** START OF Data extract **
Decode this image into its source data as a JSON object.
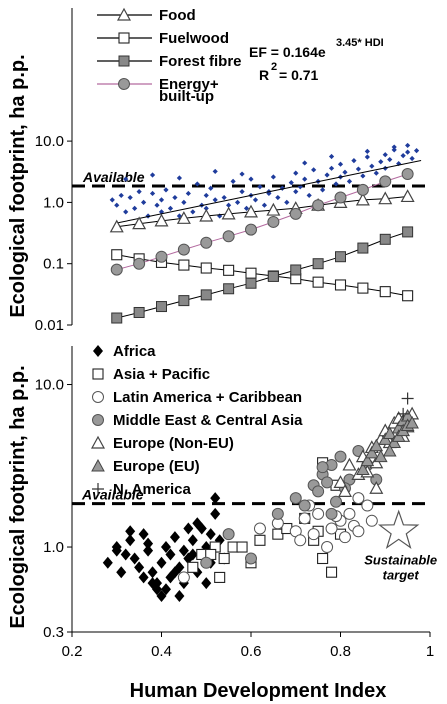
{
  "chart_data": [
    {
      "type": "scatter",
      "title": "",
      "xlabel": "Human Development Index",
      "ylabel": "Ecological footprint, ha p.p.",
      "xlim": [
        0.2,
        1.0
      ],
      "ylim": [
        0.01,
        15
      ],
      "yscale": "log",
      "yticks": [
        "0.01",
        "0.1",
        "1.0",
        "10.0"
      ],
      "annotations": {
        "equation": "EF = 0.164e",
        "exponent": "3.45* HDI",
        "r2": "R",
        "r2_sup": "2",
        "r2_value": " = 0.71",
        "available": "Available"
      },
      "available_level": 1.85,
      "trend": {
        "name": "",
        "a": 0.164,
        "b": 3.45,
        "x_range": [
          0.3,
          0.98
        ]
      },
      "series": [
        {
          "name": "Food",
          "marker": "triangle-open",
          "x": [
            0.3,
            0.35,
            0.4,
            0.45,
            0.5,
            0.55,
            0.6,
            0.65,
            0.7,
            0.75,
            0.8,
            0.85,
            0.9,
            0.95
          ],
          "y": [
            0.4,
            0.45,
            0.5,
            0.55,
            0.6,
            0.65,
            0.7,
            0.75,
            0.8,
            0.9,
            1.0,
            1.1,
            1.15,
            1.25
          ]
        },
        {
          "name": "Fuelwood",
          "marker": "square-open",
          "x": [
            0.3,
            0.35,
            0.4,
            0.45,
            0.5,
            0.55,
            0.6,
            0.65,
            0.7,
            0.75,
            0.8,
            0.85,
            0.9,
            0.95
          ],
          "y": [
            0.14,
            0.12,
            0.105,
            0.095,
            0.085,
            0.078,
            0.07,
            0.063,
            0.057,
            0.05,
            0.045,
            0.04,
            0.035,
            0.03
          ]
        },
        {
          "name": "Forest fibre",
          "marker": "square-filled",
          "x": [
            0.3,
            0.35,
            0.4,
            0.45,
            0.5,
            0.55,
            0.6,
            0.65,
            0.7,
            0.75,
            0.8,
            0.85,
            0.9,
            0.95
          ],
          "y": [
            0.013,
            0.016,
            0.02,
            0.025,
            0.031,
            0.039,
            0.048,
            0.062,
            0.079,
            0.1,
            0.13,
            0.18,
            0.25,
            0.33
          ]
        },
        {
          "name": "Energy+",
          "name_line2": "built-up",
          "marker": "circle-filled",
          "x": [
            0.3,
            0.35,
            0.4,
            0.45,
            0.5,
            0.55,
            0.6,
            0.65,
            0.7,
            0.75,
            0.8,
            0.85,
            0.9,
            0.95
          ],
          "y": [
            0.08,
            0.1,
            0.13,
            0.17,
            0.22,
            0.28,
            0.36,
            0.48,
            0.65,
            0.9,
            1.2,
            1.6,
            2.2,
            2.9
          ]
        },
        {
          "name": "",
          "marker": "dot",
          "x": [
            0.29,
            0.3,
            0.31,
            0.32,
            0.33,
            0.34,
            0.35,
            0.36,
            0.37,
            0.38,
            0.39,
            0.4,
            0.4,
            0.41,
            0.42,
            0.43,
            0.44,
            0.45,
            0.46,
            0.47,
            0.48,
            0.49,
            0.5,
            0.5,
            0.51,
            0.52,
            0.53,
            0.54,
            0.55,
            0.56,
            0.57,
            0.58,
            0.59,
            0.6,
            0.6,
            0.61,
            0.62,
            0.63,
            0.64,
            0.65,
            0.66,
            0.67,
            0.68,
            0.69,
            0.7,
            0.7,
            0.71,
            0.72,
            0.73,
            0.74,
            0.75,
            0.76,
            0.77,
            0.78,
            0.79,
            0.8,
            0.8,
            0.81,
            0.82,
            0.83,
            0.84,
            0.85,
            0.86,
            0.87,
            0.88,
            0.89,
            0.9,
            0.9,
            0.91,
            0.92,
            0.93,
            0.94,
            0.95,
            0.95,
            0.96,
            0.97,
            0.32,
            0.38,
            0.44,
            0.52,
            0.58,
            0.64,
            0.72,
            0.78,
            0.86,
            0.92
          ],
          "y": [
            1.1,
            0.9,
            1.3,
            0.7,
            1.2,
            0.8,
            1.5,
            1.0,
            0.6,
            1.4,
            0.9,
            1.1,
            0.7,
            1.6,
            0.8,
            1.2,
            0.6,
            1.0,
            1.4,
            0.7,
            2.0,
            0.9,
            1.3,
            0.8,
            1.7,
            1.1,
            0.6,
            1.2,
            0.9,
            2.2,
            1.0,
            1.5,
            0.8,
            1.3,
            2.4,
            1.1,
            1.8,
            0.9,
            1.4,
            2.6,
            1.2,
            1.7,
            1.0,
            2.1,
            1.5,
            3.0,
            1.8,
            2.4,
            1.3,
            3.4,
            2.2,
            1.6,
            2.8,
            3.6,
            2.0,
            2.6,
            4.2,
            3.1,
            2.2,
            4.8,
            3.5,
            2.7,
            5.5,
            3.9,
            3.0,
            4.6,
            6.0,
            3.6,
            5.0,
            7.2,
            4.3,
            5.8,
            6.6,
            8.5,
            5.2,
            7.0,
            2.4,
            2.8,
            2.5,
            3.2,
            2.9,
            1.5,
            4.4,
            5.6,
            6.8,
            8.0
          ]
        }
      ]
    },
    {
      "type": "scatter",
      "title": "",
      "xlabel": "Human Development Index",
      "ylabel": "Ecological footprint, ha p.p.",
      "xlim": [
        0.2,
        1.0
      ],
      "ylim": [
        0.3,
        15
      ],
      "yscale": "log",
      "xticks": [
        "0.2",
        "0.4",
        "0.6",
        "0.8",
        "1"
      ],
      "yticks": [
        "0.3",
        "1.0",
        "10.0"
      ],
      "annotations": {
        "available": "Available",
        "target_line1": "Sustainable",
        "target_line2": "target"
      },
      "available_level": 1.85,
      "target": {
        "x": 0.93,
        "y": 1.25
      },
      "series": [
        {
          "name": "Africa",
          "marker": "diamond-filled",
          "x": [
            0.28,
            0.3,
            0.31,
            0.32,
            0.33,
            0.34,
            0.35,
            0.36,
            0.37,
            0.38,
            0.38,
            0.39,
            0.4,
            0.4,
            0.41,
            0.42,
            0.42,
            0.43,
            0.44,
            0.45,
            0.45,
            0.46,
            0.46,
            0.47,
            0.48,
            0.48,
            0.49,
            0.5,
            0.5,
            0.51,
            0.51,
            0.52,
            0.53,
            0.33,
            0.36,
            0.44,
            0.41,
            0.47,
            0.49,
            0.39,
            0.52,
            0.54,
            0.43,
            0.3,
            0.37
          ],
          "y": [
            0.8,
            1.0,
            0.7,
            0.9,
            1.1,
            0.85,
            0.75,
            1.2,
            0.95,
            0.6,
            0.7,
            0.55,
            0.5,
            0.8,
            1.0,
            0.9,
            0.65,
            1.15,
            0.75,
            0.95,
            0.6,
            1.3,
            0.85,
            1.1,
            0.7,
            1.4,
            0.9,
            1.0,
            0.6,
            1.2,
            0.8,
            1.6,
            1.1,
            1.25,
            0.65,
            0.5,
            0.55,
            0.9,
            1.3,
            0.6,
            2.0,
            0.85,
            0.7,
            0.95,
            1.05
          ]
        },
        {
          "name": "Asia + Pacific",
          "marker": "square-open",
          "x": [
            0.47,
            0.49,
            0.52,
            0.54,
            0.56,
            0.58,
            0.6,
            0.62,
            0.66,
            0.68,
            0.72,
            0.74,
            0.75,
            0.76,
            0.78,
            0.8,
            0.76,
            0.79,
            0.51,
            0.53
          ],
          "y": [
            0.75,
            0.9,
            1.0,
            0.85,
            1.0,
            1.0,
            0.8,
            1.1,
            1.2,
            1.3,
            1.5,
            1.1,
            1.25,
            0.85,
            0.7,
            1.2,
            3.3,
            2.4,
            0.9,
            0.65
          ]
        },
        {
          "name": "Latin America + Caribbean",
          "marker": "circle-open",
          "x": [
            0.45,
            0.62,
            0.66,
            0.7,
            0.71,
            0.72,
            0.74,
            0.75,
            0.77,
            0.78,
            0.8,
            0.81,
            0.82,
            0.83,
            0.84,
            0.86,
            0.84,
            0.87,
            0.73,
            0.79
          ],
          "y": [
            0.65,
            1.3,
            1.4,
            1.25,
            1.1,
            1.5,
            1.2,
            1.6,
            1.0,
            1.3,
            1.45,
            1.15,
            1.6,
            1.35,
            2.0,
            1.8,
            1.25,
            1.45,
            1.8,
            1.55
          ]
        },
        {
          "name": "Middle East & Central Asia",
          "marker": "circle-filled",
          "x": [
            0.5,
            0.55,
            0.6,
            0.66,
            0.7,
            0.72,
            0.74,
            0.75,
            0.76,
            0.77,
            0.78,
            0.79,
            0.8,
            0.82,
            0.84,
            0.86,
            0.78,
            0.81,
            0.76,
            0.88
          ],
          "y": [
            0.8,
            1.2,
            0.85,
            1.6,
            2.0,
            1.8,
            2.4,
            2.2,
            2.8,
            2.5,
            3.2,
            1.9,
            3.6,
            2.6,
            3.9,
            3.2,
            1.6,
            2.3,
            3.1,
            2.6
          ]
        },
        {
          "name": "Europe (Non-EU)",
          "marker": "triangle-open",
          "x": [
            0.8,
            0.81,
            0.82,
            0.84,
            0.85,
            0.86,
            0.87,
            0.88,
            0.89,
            0.9,
            0.91,
            0.92,
            0.93,
            0.95,
            0.96,
            0.94,
            0.88
          ],
          "y": [
            2.5,
            2.2,
            3.2,
            2.8,
            3.6,
            2.9,
            4.1,
            3.3,
            4.6,
            5.2,
            4.4,
            5.8,
            6.2,
            5.5,
            6.6,
            4.8,
            2.3
          ]
        },
        {
          "name": "Europe (EU)",
          "marker": "triangle-filled",
          "x": [
            0.85,
            0.86,
            0.87,
            0.88,
            0.89,
            0.9,
            0.91,
            0.92,
            0.93,
            0.93,
            0.94,
            0.94,
            0.95,
            0.95,
            0.96,
            0.91
          ],
          "y": [
            3.0,
            3.4,
            3.8,
            4.2,
            3.6,
            4.6,
            5.0,
            4.4,
            5.4,
            4.8,
            6.0,
            5.2,
            6.4,
            5.6,
            5.8,
            3.9
          ]
        },
        {
          "name": "N. America",
          "marker": "plus",
          "x": [
            0.94,
            0.95
          ],
          "y": [
            6.6,
            8.2
          ]
        }
      ]
    }
  ]
}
** END OF Data extract **
- Required work: In the entries above, find each line with the string "America" and copy it.

- Worked answer:
          "name": "Latin America + Caribbean",
          "name": "N. America",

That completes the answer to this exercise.